►

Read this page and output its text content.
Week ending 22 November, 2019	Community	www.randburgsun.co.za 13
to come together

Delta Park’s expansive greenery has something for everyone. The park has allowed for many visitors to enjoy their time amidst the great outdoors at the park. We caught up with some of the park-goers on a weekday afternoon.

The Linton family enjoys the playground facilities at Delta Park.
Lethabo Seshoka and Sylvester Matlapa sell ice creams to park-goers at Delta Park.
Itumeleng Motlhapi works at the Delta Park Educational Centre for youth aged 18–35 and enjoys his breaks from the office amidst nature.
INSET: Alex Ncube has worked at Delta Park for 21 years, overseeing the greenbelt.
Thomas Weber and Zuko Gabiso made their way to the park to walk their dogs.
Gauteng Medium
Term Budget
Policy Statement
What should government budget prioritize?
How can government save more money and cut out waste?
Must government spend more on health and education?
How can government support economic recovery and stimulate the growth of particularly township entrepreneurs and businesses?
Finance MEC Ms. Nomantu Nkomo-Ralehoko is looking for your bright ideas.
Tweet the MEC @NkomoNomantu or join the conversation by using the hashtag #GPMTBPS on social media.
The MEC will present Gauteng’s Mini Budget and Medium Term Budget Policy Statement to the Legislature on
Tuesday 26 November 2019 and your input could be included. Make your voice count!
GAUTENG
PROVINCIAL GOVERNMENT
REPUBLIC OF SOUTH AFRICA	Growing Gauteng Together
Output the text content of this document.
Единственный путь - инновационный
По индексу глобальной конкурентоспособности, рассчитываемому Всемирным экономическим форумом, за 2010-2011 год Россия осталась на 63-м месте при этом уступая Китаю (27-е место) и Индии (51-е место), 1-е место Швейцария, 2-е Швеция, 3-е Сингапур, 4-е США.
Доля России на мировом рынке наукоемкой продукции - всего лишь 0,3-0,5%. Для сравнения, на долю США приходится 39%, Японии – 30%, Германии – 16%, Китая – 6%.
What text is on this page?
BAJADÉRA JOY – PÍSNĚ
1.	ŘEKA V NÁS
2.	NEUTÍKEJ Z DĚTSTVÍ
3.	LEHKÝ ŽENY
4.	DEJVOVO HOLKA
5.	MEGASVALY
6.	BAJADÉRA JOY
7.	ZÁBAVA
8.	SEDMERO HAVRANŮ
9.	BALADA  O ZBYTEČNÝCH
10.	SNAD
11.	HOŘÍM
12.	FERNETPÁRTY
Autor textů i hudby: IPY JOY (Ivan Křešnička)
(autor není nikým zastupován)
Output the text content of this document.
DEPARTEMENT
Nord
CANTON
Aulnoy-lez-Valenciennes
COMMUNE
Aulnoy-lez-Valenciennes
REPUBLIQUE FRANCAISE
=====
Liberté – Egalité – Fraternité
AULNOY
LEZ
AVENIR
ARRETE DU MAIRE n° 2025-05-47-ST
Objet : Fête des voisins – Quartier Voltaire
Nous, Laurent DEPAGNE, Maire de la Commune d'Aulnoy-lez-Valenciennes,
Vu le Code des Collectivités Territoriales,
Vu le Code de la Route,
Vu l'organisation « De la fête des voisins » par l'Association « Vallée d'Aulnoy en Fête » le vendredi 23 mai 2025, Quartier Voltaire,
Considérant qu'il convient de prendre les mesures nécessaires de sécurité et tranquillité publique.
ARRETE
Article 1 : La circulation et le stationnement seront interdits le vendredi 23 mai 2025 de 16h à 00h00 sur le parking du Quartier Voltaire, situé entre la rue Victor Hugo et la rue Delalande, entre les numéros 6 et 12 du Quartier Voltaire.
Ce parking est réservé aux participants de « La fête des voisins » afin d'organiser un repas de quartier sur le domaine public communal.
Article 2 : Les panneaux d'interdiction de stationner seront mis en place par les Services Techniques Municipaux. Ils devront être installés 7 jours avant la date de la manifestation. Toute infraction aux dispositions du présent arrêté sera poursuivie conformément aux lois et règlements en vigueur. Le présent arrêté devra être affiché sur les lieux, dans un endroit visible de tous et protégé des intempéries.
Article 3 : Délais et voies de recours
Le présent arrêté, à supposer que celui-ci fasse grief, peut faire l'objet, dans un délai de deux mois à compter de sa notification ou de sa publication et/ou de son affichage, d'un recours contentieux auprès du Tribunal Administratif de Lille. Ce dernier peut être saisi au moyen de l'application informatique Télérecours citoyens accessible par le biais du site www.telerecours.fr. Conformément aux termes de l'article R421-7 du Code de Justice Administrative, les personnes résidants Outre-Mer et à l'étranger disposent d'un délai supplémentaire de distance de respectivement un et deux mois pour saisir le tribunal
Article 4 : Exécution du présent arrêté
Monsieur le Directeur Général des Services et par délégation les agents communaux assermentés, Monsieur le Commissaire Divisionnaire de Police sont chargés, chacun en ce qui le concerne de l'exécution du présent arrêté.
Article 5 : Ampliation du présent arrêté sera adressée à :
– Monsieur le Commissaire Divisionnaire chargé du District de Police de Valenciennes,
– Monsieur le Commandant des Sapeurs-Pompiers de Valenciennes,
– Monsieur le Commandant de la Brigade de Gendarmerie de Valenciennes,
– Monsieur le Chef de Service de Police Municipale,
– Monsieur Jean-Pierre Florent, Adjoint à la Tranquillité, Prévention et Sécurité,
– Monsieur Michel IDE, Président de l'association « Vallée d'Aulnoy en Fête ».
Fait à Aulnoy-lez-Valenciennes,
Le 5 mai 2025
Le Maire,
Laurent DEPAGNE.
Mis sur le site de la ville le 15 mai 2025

◄

Pick out the lines containing the word "vendredi" and show them.

Vu l'organisation « De la fête des voisins » par l'Association « Vallée d'Aulnoy en Fête » le vendredi 23 mai 2025, Quartier Voltaire,
Article 1 : La circulation et le stationnement seront interdits le vendredi 23 mai 2025 de 16h à 00h00 sur le parking du Quartier Voltaire, situé entre la rue Victor Hugo et la rue Delalande, entre les numéros 6 et 12 du Quartier Voltaire.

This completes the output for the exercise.